Start of Records to use

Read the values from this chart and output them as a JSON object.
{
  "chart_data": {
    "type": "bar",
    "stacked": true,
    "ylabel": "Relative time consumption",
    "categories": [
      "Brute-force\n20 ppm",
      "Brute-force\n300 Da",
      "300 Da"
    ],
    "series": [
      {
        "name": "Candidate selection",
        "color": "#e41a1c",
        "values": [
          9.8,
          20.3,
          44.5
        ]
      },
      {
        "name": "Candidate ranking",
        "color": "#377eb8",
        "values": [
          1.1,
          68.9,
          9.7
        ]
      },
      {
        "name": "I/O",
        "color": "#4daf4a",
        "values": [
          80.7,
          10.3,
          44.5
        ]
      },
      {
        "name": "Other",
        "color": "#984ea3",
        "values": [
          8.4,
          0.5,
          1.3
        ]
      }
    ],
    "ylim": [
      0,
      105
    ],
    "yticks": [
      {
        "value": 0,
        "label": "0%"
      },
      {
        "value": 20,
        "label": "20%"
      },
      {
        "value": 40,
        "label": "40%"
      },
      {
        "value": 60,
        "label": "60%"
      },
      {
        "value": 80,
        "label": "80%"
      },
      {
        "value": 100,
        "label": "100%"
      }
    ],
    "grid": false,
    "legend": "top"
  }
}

End of Records to use

Requirement »
Filter the data, keeping only the lines that contain "Brute".

Solved problem »
      "Brute-force\n20 ppm",
      "Brute-force\n300 Da",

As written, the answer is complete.